>> begin
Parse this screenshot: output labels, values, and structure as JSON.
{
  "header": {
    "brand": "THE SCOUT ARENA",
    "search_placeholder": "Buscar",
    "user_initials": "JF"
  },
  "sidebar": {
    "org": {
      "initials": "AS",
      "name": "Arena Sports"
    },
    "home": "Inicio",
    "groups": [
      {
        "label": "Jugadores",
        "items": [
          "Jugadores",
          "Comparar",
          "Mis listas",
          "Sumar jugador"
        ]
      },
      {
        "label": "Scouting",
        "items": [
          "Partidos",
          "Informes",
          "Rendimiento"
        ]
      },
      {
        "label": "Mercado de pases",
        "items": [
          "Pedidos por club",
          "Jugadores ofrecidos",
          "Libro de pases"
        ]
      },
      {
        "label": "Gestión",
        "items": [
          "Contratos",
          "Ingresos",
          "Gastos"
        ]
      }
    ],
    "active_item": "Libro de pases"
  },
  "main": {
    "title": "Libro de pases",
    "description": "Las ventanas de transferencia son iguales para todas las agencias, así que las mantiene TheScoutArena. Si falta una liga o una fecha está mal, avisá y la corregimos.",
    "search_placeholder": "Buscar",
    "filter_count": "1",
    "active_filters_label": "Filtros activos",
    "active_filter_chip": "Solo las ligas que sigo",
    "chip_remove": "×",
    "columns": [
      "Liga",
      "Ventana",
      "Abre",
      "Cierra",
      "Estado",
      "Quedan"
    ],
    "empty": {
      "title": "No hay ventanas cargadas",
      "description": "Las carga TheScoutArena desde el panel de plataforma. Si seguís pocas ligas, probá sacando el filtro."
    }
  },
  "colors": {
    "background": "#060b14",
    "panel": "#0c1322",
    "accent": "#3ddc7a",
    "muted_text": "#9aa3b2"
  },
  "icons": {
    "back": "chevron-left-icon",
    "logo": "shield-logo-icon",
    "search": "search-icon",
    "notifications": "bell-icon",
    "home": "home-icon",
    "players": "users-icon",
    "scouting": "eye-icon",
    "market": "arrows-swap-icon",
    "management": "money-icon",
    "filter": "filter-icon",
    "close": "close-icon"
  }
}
>> end
[Prompt]
Copy every line exactly. Leave nothing out.

[Result for this task]
Parse this screenshot: output labels, values, and structure as JSON.
{
  "header": {
    "brand": "THE SCOUT ARENA",
    "search_placeholder": "Buscar",
    "user_initials": "JF"
  },
  "sidebar": {
    "org": {
      "initials": "AS",
      "name": "Arena Sports"
    },
    "home": "Inicio",
    "groups": [
      {
        "label": "Jugadores",
        "items": [
          "Jugadores",
          "Comparar",
          "Mis listas",
          "Sumar jugador"
        ]
      },
      {
        "label": "Scouting",
        "items": [
          "Partidos",
          "Informes",
          "Rendimiento"
        ]
      },
      {
        "label": "Mercado de pases",
        "items": [
          "Pedidos por club",
          "Jugadores ofrecidos",
          "Libro de pases"
        ]
      },
      {
        "label": "Gestión",
        "items": [
          "Contratos",
          "Ingresos",
          "Gastos"
        ]
      }
    ],
    "active_item": "Libro de pases"
  },
  "main": {
    "title": "Libro de pases",
    "description": "Las ventanas de transferencia son iguales para todas las agencias, así que las mantiene TheScoutArena. Si falta una liga o una fecha está mal, avisá y la corregimos.",
    "search_placeholder": "Buscar",
    "filter_count": "1",
    "active_filters_label": "Filtros activos",
    "active_filter_chip": "Solo las ligas que sigo",
    "chip_remove": "×",
    "columns": [
      "Liga",
      "Ventana",
      "Abre",
      "Cierra",
      "Estado",
      "Quedan"
    ],
    "empty": {
      "title": "No hay ventanas cargadas",
      "description": "Las carga TheScoutArena desde el panel de plataforma. Si seguís pocas ligas, probá sacando el filtro."
    }
  },
  "colors": {
    "background": "#060b14",
    "panel": "#0c1322",
    "accent": "#3ddc7a",
    "muted_text": "#9aa3b2"
  },
  "icons": {
    "back": "chevron-left-icon",
    "logo": "shield-logo-icon",
    "search": "search-icon",
    "notifications": "bell-icon",
    "home": "home-icon",
    "players": "users-icon",
    "scouting": "eye-icon",
    "market": "arrows-swap-icon",
    "management": "money-icon",
    "filter": "filter-icon",
    "close": "close-icon"
  }
}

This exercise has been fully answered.